Stored items from a collection
= = = = =
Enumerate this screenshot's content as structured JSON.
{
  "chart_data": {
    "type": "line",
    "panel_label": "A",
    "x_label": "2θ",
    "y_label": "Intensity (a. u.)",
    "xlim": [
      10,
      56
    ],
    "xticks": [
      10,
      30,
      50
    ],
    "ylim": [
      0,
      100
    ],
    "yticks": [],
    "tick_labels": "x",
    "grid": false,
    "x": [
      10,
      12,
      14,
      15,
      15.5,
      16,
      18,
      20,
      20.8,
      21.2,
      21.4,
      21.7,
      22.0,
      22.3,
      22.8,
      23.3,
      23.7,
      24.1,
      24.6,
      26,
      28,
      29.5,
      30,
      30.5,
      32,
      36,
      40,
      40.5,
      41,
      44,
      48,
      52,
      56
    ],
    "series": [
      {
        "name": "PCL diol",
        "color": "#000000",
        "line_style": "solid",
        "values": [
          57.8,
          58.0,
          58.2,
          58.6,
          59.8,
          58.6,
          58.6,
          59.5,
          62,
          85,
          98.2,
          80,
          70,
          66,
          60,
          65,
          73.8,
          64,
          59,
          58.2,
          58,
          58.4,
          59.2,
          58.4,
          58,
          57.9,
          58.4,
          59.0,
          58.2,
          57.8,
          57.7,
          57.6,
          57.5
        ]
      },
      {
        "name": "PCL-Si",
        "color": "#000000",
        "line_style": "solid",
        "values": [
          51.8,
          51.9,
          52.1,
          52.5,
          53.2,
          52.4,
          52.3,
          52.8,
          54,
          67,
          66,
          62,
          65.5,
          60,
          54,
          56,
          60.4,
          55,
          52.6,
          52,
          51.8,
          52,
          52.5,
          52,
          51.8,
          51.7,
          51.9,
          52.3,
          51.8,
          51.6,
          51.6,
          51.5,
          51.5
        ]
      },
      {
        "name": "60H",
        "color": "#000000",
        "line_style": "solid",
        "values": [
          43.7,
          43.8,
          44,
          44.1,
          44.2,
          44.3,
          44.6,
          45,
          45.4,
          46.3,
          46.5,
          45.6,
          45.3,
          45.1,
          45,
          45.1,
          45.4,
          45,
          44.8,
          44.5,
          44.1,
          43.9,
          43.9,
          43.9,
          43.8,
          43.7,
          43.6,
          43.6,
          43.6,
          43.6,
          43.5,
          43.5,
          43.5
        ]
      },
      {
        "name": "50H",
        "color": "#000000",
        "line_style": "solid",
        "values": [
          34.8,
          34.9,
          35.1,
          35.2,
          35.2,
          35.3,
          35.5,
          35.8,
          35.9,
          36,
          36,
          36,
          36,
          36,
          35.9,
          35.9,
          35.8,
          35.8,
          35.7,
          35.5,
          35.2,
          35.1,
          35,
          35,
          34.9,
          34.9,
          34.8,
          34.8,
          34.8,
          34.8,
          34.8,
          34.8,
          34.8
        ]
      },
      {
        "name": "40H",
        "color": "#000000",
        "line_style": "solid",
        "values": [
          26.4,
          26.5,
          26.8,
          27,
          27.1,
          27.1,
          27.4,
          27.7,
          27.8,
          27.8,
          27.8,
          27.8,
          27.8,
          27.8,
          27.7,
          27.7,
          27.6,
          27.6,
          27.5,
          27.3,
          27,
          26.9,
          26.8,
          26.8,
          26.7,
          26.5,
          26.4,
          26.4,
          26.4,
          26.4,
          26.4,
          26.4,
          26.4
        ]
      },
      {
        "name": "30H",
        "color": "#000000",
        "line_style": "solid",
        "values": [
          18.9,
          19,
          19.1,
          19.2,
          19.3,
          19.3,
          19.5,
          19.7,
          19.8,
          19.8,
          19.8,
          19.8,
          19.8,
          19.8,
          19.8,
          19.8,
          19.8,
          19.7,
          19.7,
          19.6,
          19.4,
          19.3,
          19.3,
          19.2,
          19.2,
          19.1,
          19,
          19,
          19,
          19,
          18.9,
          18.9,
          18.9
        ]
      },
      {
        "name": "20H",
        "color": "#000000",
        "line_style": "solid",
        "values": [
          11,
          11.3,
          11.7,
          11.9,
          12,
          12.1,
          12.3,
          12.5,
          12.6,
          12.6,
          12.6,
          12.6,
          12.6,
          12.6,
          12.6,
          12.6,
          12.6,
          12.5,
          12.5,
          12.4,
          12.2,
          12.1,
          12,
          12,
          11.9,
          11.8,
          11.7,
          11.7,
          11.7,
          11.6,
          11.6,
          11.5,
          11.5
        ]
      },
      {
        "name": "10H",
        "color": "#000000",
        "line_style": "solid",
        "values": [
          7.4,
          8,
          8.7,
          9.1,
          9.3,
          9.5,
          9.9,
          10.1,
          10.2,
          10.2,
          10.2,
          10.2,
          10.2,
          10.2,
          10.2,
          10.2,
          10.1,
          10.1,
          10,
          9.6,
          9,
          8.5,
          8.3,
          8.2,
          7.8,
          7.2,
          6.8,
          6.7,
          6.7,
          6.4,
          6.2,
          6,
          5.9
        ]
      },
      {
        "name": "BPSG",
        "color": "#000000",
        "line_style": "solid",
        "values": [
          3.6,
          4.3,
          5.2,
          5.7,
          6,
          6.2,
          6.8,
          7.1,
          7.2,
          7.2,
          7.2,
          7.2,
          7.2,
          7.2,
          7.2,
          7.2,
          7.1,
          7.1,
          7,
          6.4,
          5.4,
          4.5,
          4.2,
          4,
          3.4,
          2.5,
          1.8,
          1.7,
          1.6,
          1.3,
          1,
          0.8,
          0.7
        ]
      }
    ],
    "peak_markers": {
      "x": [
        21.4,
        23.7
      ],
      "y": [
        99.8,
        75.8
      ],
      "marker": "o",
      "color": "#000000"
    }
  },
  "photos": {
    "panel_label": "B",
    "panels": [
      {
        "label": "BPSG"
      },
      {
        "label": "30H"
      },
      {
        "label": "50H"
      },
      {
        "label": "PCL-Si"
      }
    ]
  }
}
= = = = =
▶ [REQUIRED WORK] Your task is to collect every line above that contains the word "name".

▶ [WRITTEN ANSWER]
        "name": "PCL diol",
        "name": "PCL-Si",
        "name": "60H",
        "name": "50H",
        "name": "40H",
        "name": "30H",
        "name": "20H",
        "name": "10H",
        "name": "BPSG",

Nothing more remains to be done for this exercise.